Problem description: Rewrite the data below with every "bullet-square-icon" replaced by "bullet-marker-icon", and leave everything else unchanged.

Supplied material:
------------
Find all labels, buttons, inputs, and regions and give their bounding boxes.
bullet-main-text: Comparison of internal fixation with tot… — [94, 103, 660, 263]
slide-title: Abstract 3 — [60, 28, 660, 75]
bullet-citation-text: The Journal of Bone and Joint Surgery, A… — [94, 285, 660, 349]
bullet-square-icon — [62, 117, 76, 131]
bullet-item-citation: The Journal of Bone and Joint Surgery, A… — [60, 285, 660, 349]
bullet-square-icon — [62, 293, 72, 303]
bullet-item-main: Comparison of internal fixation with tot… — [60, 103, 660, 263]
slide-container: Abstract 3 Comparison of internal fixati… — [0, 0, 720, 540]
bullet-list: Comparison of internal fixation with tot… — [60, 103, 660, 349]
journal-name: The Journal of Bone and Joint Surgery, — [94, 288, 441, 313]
------------
The completed task:
Find all labels, buttons, inputs, and regions and give their bounding boxes.
bullet-main-text: Comparison of internal fixation with tot… — [94, 103, 660, 263]
slide-title: Abstract 3 — [60, 28, 660, 75]
bullet-citation-text: The Journal of Bone and Joint Surgery, A… — [94, 285, 660, 349]
bullet-marker-icon — [62, 117, 76, 131]
bullet-item-citation: The Journal of Bone and Joint Surgery, A… — [60, 285, 660, 349]
bullet-marker-icon — [62, 293, 72, 303]
bullet-item-main: Comparison of internal fixation with tot… — [60, 103, 660, 263]
slide-container: Abstract 3 Comparison of internal fixati… — [0, 0, 720, 540]
bullet-list: Comparison of internal fixation with tot… — [60, 103, 660, 349]
journal-name: The Journal of Bone and Joint Surgery, — [94, 288, 441, 313]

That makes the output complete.